**Written problem**
Exact reproduction is required for all entries.

**Provided records**
◇ ◇ ◇ ◇

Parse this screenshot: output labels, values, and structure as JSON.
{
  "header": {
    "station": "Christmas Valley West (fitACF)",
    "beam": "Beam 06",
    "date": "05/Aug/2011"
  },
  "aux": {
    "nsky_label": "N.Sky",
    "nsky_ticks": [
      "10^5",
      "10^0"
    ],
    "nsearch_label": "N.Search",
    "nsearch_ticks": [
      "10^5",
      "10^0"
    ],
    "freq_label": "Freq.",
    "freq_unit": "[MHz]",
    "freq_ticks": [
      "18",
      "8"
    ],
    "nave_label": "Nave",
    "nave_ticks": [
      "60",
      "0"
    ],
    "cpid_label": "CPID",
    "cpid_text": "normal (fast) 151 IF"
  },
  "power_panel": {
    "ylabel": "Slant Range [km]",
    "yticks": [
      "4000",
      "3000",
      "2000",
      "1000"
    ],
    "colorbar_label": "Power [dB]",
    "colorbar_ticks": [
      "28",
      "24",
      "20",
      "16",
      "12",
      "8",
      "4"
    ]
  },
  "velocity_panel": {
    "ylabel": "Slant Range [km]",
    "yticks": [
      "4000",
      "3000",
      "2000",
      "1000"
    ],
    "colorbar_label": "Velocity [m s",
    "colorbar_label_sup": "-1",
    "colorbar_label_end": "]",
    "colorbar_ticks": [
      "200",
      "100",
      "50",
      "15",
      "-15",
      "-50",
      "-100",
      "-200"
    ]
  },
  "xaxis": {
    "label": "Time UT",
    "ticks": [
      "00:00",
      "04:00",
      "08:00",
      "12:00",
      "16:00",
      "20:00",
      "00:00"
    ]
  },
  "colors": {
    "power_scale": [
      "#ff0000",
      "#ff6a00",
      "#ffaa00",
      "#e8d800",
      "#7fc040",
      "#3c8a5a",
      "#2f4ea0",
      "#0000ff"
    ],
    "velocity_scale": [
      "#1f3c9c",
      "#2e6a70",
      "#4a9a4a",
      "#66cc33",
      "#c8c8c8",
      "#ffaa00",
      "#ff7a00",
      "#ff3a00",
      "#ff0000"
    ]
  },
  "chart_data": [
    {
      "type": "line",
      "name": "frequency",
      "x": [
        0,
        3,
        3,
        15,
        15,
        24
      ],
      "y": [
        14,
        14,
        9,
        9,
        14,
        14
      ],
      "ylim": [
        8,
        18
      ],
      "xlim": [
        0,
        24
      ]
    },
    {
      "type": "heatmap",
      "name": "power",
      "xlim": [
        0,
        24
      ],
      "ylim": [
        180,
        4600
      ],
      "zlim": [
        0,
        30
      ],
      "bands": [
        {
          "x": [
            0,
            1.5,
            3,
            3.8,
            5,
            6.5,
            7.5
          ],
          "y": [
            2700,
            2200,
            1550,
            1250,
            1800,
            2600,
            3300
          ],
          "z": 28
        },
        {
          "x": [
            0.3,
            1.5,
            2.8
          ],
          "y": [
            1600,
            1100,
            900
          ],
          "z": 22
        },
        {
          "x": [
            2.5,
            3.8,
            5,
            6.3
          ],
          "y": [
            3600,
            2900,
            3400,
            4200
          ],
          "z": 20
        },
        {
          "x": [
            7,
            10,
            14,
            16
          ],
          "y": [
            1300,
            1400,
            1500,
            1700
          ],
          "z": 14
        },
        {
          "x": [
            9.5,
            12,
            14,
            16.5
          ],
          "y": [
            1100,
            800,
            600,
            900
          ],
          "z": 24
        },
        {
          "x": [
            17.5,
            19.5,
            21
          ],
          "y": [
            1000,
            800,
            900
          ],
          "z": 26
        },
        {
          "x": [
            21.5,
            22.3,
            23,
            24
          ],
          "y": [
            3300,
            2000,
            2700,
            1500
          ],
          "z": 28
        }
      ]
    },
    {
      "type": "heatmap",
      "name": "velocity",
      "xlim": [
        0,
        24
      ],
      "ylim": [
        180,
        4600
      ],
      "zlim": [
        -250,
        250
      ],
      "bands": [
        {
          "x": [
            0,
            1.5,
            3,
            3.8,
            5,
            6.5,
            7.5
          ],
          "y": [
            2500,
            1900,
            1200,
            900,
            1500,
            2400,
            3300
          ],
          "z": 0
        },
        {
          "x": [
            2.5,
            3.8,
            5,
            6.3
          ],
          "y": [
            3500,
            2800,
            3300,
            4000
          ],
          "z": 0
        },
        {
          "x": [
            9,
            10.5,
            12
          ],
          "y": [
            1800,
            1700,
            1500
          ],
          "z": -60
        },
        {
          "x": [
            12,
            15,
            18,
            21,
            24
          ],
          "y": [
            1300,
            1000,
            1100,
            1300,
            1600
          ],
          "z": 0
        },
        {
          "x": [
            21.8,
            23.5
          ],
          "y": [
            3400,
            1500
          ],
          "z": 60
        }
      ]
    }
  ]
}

◇ ◇ ◇ ◇

**Correct answer**
Parse this screenshot: output labels, values, and structure as JSON.
{
  "header": {
    "station": "Christmas Valley West (fitACF)",
    "beam": "Beam 06",
    "date": "05/Aug/2011"
  },
  "aux": {
    "nsky_label": "N.Sky",
    "nsky_ticks": [
      "10^5",
      "10^0"
    ],
    "nsearch_label": "N.Search",
    "nsearch_ticks": [
      "10^5",
      "10^0"
    ],
    "freq_label": "Freq.",
    "freq_unit": "[MHz]",
    "freq_ticks": [
      "18",
      "8"
    ],
    "nave_label": "Nave",
    "nave_ticks": [
      "60",
      "0"
    ],
    "cpid_label": "CPID",
    "cpid_text": "normal (fast) 151 IF"
  },
  "power_panel": {
    "ylabel": "Slant Range [km]",
    "yticks": [
      "4000",
      "3000",
      "2000",
      "1000"
    ],
    "colorbar_label": "Power [dB]",
    "colorbar_ticks": [
      "28",
      "24",
      "20",
      "16",
      "12",
      "8",
      "4"
    ]
  },
  "velocity_panel": {
    "ylabel": "Slant Range [km]",
    "yticks": [
      "4000",
      "3000",
      "2000",
      "1000"
    ],
    "colorbar_label": "Velocity [m s",
    "colorbar_label_sup": "-1",
    "colorbar_label_end": "]",
    "colorbar_ticks": [
      "200",
      "100",
      "50",
      "15",
      "-15",
      "-50",
      "-100",
      "-200"
    ]
  },
  "xaxis": {
    "label": "Time UT",
    "ticks": [
      "00:00",
      "04:00",
      "08:00",
      "12:00",
      "16:00",
      "20:00",
      "00:00"
    ]
  },
  "colors": {
    "power_scale": [
      "#ff0000",
      "#ff6a00",
      "#ffaa00",
      "#e8d800",
      "#7fc040",
      "#3c8a5a",
      "#2f4ea0",
      "#0000ff"
    ],
    "velocity_scale": [
      "#1f3c9c",
      "#2e6a70",
      "#4a9a4a",
      "#66cc33",
      "#c8c8c8",
      "#ffaa00",
      "#ff7a00",
      "#ff3a00",
      "#ff0000"
    ]
  },
  "chart_data": [
    {
      "type": "line",
      "name": "frequency",
      "x": [
        0,
        3,
        3,
        15,
        15,
        24
      ],
      "y": [
        14,
        14,
        9,
        9,
        14,
        14
      ],
      "ylim": [
        8,
        18
      ],
      "xlim": [
        0,
        24
      ]
    },
    {
      "type": "heatmap",
      "name": "power",
      "xlim": [
        0,
        24
      ],
      "ylim": [
        180,
        4600
      ],
      "zlim": [
        0,
        30
      ],
      "bands": [
        {
          "x": [
            0,
            1.5,
            3,
            3.8,
            5,
            6.5,
            7.5
          ],
          "y": [
            2700,
            2200,
            1550,
            1250,
            1800,
            2600,
            3300
          ],
          "z": 28
        },
        {
          "x": [
            0.3,
            1.5,
            2.8
          ],
          "y": [
            1600,
            1100,
            900
          ],
          "z": 22
        },
        {
          "x": [
            2.5,
            3.8,
            5,
            6.3
          ],
          "y": [
            3600,
            2900,
            3400,
            4200
          ],
          "z": 20
        },
        {
          "x": [
            7,
            10,
            14,
            16
          ],
          "y": [
            1300,
            1400,
            1500,
            1700
          ],
          "z": 14
        },
        {
          "x": [
            9.5,
            12,
            14,
            16.5
          ],
          "y": [
            1100,
            800,
            600,
            900
          ],
          "z": 24
        },
        {
          "x": [
            17.5,
            19.5,
            21
          ],
          "y": [
            1000,
            800,
            900
          ],
          "z": 26
        },
        {
          "x": [
            21.5,
            22.3,
            23,
            24
          ],
          "y": [
            3300,
            2000,
            2700,
            1500
          ],
          "z": 28
        }
      ]
    },
    {
      "type": "heatmap",
      "name": "velocity",
      "xlim": [
        0,
        24
      ],
      "ylim": [
        180,
        4600
      ],
      "zlim": [
        -250,
        250
      ],
      "bands": [
        {
          "x": [
            0,
            1.5,
            3,
            3.8,
            5,
            6.5,
            7.5
          ],
          "y": [
            2500,
            1900,
            1200,
            900,
            1500,
            2400,
            3300
          ],
          "z": 0
        },
        {
          "x": [
            2.5,
            3.8,
            5,
            6.3
          ],
          "y": [
            3500,
            2800,
            3300,
            4000
          ],
          "z": 0
        },
        {
          "x": [
            9,
            10.5,
            12
          ],
          "y": [
            1800,
            1700,
            1500
          ],
          "z": -60
        },
        {
          "x": [
            12,
            15,
            18,
            21,
            24
          ],
          "y": [
            1300,
            1000,
            1100,
            1300,
            1600
          ],
          "z": 0
        },
        {
          "x": [
            21.8,
            23.5
          ],
          "y": [
            3400,
            1500
          ],
          "z": 60
        }
      ]
    }
  ]
}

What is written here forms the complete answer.